# start of RECORD EXTRACTS

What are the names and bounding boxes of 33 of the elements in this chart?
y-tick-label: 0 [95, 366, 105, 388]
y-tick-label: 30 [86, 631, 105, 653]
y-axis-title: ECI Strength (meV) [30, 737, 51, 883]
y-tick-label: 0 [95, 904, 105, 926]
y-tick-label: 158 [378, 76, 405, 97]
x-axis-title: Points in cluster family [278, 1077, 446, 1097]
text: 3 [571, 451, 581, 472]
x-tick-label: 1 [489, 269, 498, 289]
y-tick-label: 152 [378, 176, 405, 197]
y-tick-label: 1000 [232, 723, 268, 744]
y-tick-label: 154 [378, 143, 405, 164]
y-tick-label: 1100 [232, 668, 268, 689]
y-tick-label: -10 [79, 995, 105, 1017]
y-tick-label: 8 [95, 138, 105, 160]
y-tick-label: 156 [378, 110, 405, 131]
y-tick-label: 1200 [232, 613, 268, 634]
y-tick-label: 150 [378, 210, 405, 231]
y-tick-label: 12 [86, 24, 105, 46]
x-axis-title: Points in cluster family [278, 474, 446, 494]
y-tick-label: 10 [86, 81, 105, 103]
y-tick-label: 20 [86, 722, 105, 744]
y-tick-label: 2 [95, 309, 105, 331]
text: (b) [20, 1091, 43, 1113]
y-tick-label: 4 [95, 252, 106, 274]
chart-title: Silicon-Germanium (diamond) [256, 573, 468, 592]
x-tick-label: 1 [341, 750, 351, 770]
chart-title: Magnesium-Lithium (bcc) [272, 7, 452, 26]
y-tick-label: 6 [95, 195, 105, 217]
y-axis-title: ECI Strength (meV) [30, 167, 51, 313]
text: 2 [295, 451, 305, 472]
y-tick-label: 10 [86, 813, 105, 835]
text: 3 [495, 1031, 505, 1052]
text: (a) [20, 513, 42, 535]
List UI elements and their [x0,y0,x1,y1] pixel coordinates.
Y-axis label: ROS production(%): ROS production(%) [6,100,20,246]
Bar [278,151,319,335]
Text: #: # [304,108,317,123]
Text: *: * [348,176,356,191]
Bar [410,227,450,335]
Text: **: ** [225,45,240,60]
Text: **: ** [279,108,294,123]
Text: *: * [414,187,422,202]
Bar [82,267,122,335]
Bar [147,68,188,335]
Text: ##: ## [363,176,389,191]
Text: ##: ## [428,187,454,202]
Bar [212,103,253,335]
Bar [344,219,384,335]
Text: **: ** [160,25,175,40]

# end of RECORD EXTRACTS

> _WRITTEN INSTRUCTION_
Reproduce each of the items above word for word, keeping every line in its original order.

> _OUTPUT BELOW_
What are the names and bounding boxes of 33 of the elements in this chart?
y-tick-label: 0 [95, 366, 105, 388]
y-tick-label: 30 [86, 631, 105, 653]
y-axis-title: ECI Strength (meV) [30, 737, 51, 883]
y-tick-label: 0 [95, 904, 105, 926]
y-tick-label: 158 [378, 76, 405, 97]
x-axis-title: Points in cluster family [278, 1077, 446, 1097]
text: 3 [571, 451, 581, 472]
x-tick-label: 1 [489, 269, 498, 289]
y-tick-label: 152 [378, 176, 405, 197]
y-tick-label: 1000 [232, 723, 268, 744]
y-tick-label: 154 [378, 143, 405, 164]
y-tick-label: 1100 [232, 668, 268, 689]
y-tick-label: -10 [79, 995, 105, 1017]
y-tick-label: 8 [95, 138, 105, 160]
y-tick-label: 156 [378, 110, 405, 131]
y-tick-label: 1200 [232, 613, 268, 634]
y-tick-label: 150 [378, 210, 405, 231]
y-tick-label: 12 [86, 24, 105, 46]
x-axis-title: Points in cluster family [278, 474, 446, 494]
y-tick-label: 10 [86, 81, 105, 103]
y-tick-label: 20 [86, 722, 105, 744]
y-tick-label: 2 [95, 309, 105, 331]
text: (b) [20, 1091, 43, 1113]
y-tick-label: 4 [95, 252, 106, 274]
chart-title: Silicon-Germanium (diamond) [256, 573, 468, 592]
x-tick-label: 1 [341, 750, 351, 770]
chart-title: Magnesium-Lithium (bcc) [272, 7, 452, 26]
y-tick-label: 6 [95, 195, 105, 217]
y-axis-title: ECI Strength (meV) [30, 167, 51, 313]
text: 2 [295, 451, 305, 472]
y-tick-label: 10 [86, 813, 105, 835]
text: 3 [495, 1031, 505, 1052]
text: (a) [20, 513, 42, 535]
List UI elements and their [x0,y0,x1,y1] pixel coordinates.
Y-axis label: ROS production(%): ROS production(%) [6,100,20,246]
Bar [278,151,319,335]
Text: #: # [304,108,317,123]
Text: *: * [348,176,356,191]
Bar [410,227,450,335]
Text: **: ** [225,45,240,60]
Text: **: ** [279,108,294,123]
Text: *: * [414,187,422,202]
Bar [82,267,122,335]
Bar [147,68,188,335]
Text: ##: ## [363,176,389,191]
Text: ##: ## [428,187,454,202]
Bar [212,103,253,335]
Bar [344,219,384,335]
Text: **: ** [160,25,175,40]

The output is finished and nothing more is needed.